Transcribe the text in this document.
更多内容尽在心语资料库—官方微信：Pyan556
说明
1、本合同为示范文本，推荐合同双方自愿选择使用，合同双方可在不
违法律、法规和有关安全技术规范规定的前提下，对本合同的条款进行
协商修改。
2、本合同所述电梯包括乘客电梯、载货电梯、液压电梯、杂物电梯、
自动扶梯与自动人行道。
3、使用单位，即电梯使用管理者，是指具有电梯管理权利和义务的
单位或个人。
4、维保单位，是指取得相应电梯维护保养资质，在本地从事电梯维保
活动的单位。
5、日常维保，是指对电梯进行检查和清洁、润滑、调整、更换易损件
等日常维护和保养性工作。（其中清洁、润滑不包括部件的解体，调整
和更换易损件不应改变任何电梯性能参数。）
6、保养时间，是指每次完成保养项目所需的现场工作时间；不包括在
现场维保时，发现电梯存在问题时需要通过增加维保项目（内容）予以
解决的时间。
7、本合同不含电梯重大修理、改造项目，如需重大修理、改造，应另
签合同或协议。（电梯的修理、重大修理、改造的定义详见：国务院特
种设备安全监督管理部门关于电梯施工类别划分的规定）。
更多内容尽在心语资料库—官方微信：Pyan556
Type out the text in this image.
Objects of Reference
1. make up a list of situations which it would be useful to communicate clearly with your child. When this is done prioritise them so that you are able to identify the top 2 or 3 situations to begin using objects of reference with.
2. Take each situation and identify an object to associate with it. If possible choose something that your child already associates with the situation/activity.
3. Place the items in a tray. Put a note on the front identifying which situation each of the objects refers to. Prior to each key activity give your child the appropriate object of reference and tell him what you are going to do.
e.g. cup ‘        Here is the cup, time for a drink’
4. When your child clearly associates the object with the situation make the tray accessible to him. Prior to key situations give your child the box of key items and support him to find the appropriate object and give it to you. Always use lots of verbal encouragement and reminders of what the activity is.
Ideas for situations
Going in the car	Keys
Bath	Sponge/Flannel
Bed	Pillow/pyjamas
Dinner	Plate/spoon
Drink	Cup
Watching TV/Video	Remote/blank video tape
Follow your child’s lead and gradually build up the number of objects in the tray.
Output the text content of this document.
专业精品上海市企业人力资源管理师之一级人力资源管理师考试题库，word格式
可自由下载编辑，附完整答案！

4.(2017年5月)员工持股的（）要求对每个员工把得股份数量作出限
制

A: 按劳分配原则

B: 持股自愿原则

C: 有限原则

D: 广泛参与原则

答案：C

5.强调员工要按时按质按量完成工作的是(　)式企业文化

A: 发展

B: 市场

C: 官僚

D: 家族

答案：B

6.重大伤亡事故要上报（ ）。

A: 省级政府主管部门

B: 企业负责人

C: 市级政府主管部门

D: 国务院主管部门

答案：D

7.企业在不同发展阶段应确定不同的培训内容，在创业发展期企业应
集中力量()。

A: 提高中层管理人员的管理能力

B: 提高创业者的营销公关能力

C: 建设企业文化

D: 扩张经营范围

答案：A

Instruction:
Could you reproduce every record above exactly as it appears?

Answer for this exercise:
Transcribe the text in this document.
更多内容尽在心语资料库—官方微信：Pyan556
说明
1、本合同为示范文本，推荐合同双方自愿选择使用，合同双方可在不
违法律、法规和有关安全技术规范规定的前提下，对本合同的条款进行
协商修改。
2、本合同所述电梯包括乘客电梯、载货电梯、液压电梯、杂物电梯、
自动扶梯与自动人行道。
3、使用单位，即电梯使用管理者，是指具有电梯管理权利和义务的
单位或个人。
4、维保单位，是指取得相应电梯维护保养资质，在本地从事电梯维保
活动的单位。
5、日常维保，是指对电梯进行检查和清洁、润滑、调整、更换易损件
等日常维护和保养性工作。（其中清洁、润滑不包括部件的解体，调整
和更换易损件不应改变任何电梯性能参数。）
6、保养时间，是指每次完成保养项目所需的现场工作时间；不包括在
现场维保时，发现电梯存在问题时需要通过增加维保项目（内容）予以
解决的时间。
7、本合同不含电梯重大修理、改造项目，如需重大修理、改造，应另
签合同或协议。（电梯的修理、重大修理、改造的定义详见：国务院特
种设备安全监督管理部门关于电梯施工类别划分的规定）。
更多内容尽在心语资料库—官方微信：Pyan556
Type out the text in this image.
Objects of Reference
1. make up a list of situations which it would be useful to communicate clearly with your child. When this is done prioritise them so that you are able to identify the top 2 or 3 situations to begin using objects of reference with.
2. Take each situation and identify an object to associate with it. If possible choose something that your child already associates with the situation/activity.
3. Place the items in a tray. Put a note on the front identifying which situation each of the objects refers to. Prior to each key activity give your child the appropriate object of reference and tell him what you are going to do.
e.g. cup ‘        Here is the cup, time for a drink’
4. When your child clearly associates the object with the situation make the tray accessible to him. Prior to key situations give your child the box of key items and support him to find the appropriate object and give it to you. Always use lots of verbal encouragement and reminders of what the activity is.
Ideas for situations
Going in the car	Keys
Bath	Sponge/Flannel
Bed	Pillow/pyjamas
Dinner	Plate/spoon
Drink	Cup
Watching TV/Video	Remote/blank video tape
Follow your child’s lead and gradually build up the number of objects in the tray.
Output the text content of this document.
专业精品上海市企业人力资源管理师之一级人力资源管理师考试题库，word格式
可自由下载编辑，附完整答案！

4.(2017年5月)员工持股的（）要求对每个员工把得股份数量作出限
制

A: 按劳分配原则

B: 持股自愿原则

C: 有限原则

D: 广泛参与原则

答案：C

5.强调员工要按时按质按量完成工作的是(　)式企业文化

A: 发展

B: 市场

C: 官僚

D: 家族

答案：B

6.重大伤亡事故要上报（ ）。

A: 省级政府主管部门

B: 企业负责人

C: 市级政府主管部门

D: 国务院主管部门

答案：D

7.企业在不同发展阶段应确定不同的培训内容，在创业发展期企业应
集中力量()。

A: 提高中层管理人员的管理能力

B: 提高创业者的营销公关能力

C: 建设企业文化

D: 扩张经营范围

答案：A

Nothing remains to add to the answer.